◆ Your goal
Rewrite the external authentication discussion starting with "We suspect the" and going on through "would be appreciated.". Put "parent process" wherever "calling process" appears.

◆ Text excerpt
======

Hi Team,
We are using an external authentication script to validate users before granting access to the confd
CLI interface. The following conditional check is implemented to enforce MFA validation:
if [[ "$MFA" == "1" && "$AUTH" != "1" ]]; then
echo "MFA is enabled for the given user but pem file auth is failed." >> /tmp/logs.txt
echo "reject"
exit 1
fi
Although the condition is met and the log entry is correctly written, the script still allows access to the CLI interface. It appears that exit 1
is not preventing access as expected.
We suspect the script might not be integrated correctly or the exit code is not being handled properly by the calling process.
Any insights or suggestions to resolve this would be appreciated.
Thanks,
Vinuta MB
Hi Vinuta,
What ConfD version are you using?
What value have you applied to /confdConfig/aaa/authOrder?
Hints that may help you:
- Not sure if “exit 0” should be used even when rejecting the authentication.
- Depending on your local ConfD configuration and considering the following paragraph in the “External authentication” chapter in the user guide, “reject” might not be the correct response for your scenario. Have you tried using “abort” instead?

======

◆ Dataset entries
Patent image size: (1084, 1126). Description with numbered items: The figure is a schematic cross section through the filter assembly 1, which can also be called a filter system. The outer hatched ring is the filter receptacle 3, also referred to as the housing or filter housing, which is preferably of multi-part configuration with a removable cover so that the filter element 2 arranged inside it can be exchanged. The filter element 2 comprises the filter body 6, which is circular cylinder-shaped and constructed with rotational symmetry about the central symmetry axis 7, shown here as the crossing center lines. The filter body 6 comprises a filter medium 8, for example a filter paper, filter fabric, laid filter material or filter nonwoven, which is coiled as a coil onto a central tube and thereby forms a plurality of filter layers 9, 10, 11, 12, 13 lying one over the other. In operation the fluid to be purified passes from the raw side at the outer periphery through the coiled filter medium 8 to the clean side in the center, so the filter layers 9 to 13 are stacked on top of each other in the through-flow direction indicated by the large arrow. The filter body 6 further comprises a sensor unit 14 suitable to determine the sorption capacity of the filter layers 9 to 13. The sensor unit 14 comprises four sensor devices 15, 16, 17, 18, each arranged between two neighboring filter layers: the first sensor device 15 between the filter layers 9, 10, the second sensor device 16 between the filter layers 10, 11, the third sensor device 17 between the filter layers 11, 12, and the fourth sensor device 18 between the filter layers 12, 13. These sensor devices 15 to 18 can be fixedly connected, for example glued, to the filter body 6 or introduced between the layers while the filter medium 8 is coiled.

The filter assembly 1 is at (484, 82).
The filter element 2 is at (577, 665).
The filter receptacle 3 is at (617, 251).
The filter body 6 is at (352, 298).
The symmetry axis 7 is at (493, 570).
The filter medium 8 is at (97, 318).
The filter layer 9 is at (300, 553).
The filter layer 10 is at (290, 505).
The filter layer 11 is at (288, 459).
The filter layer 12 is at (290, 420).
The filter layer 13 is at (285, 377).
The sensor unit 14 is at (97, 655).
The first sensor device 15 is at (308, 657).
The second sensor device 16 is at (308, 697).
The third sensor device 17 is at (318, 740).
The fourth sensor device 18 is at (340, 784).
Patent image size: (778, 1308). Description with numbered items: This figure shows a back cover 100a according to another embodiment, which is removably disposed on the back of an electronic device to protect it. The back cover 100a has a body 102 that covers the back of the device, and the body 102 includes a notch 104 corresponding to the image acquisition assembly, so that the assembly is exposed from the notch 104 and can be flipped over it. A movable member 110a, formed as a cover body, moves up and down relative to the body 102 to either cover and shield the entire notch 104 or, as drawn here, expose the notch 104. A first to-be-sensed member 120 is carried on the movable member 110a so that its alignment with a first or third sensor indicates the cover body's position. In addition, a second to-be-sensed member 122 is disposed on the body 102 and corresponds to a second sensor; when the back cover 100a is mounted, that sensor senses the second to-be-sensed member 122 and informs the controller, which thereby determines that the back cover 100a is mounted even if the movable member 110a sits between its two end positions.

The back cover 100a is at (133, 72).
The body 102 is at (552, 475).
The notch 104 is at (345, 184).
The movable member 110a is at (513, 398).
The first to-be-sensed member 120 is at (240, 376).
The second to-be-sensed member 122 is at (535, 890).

======

◆ Response to this exercise
We suspect the script might not be integrated correctly or the exit code is not being handled properly by the parent process.
Any insights or suggestions to resolve this would be appreciated.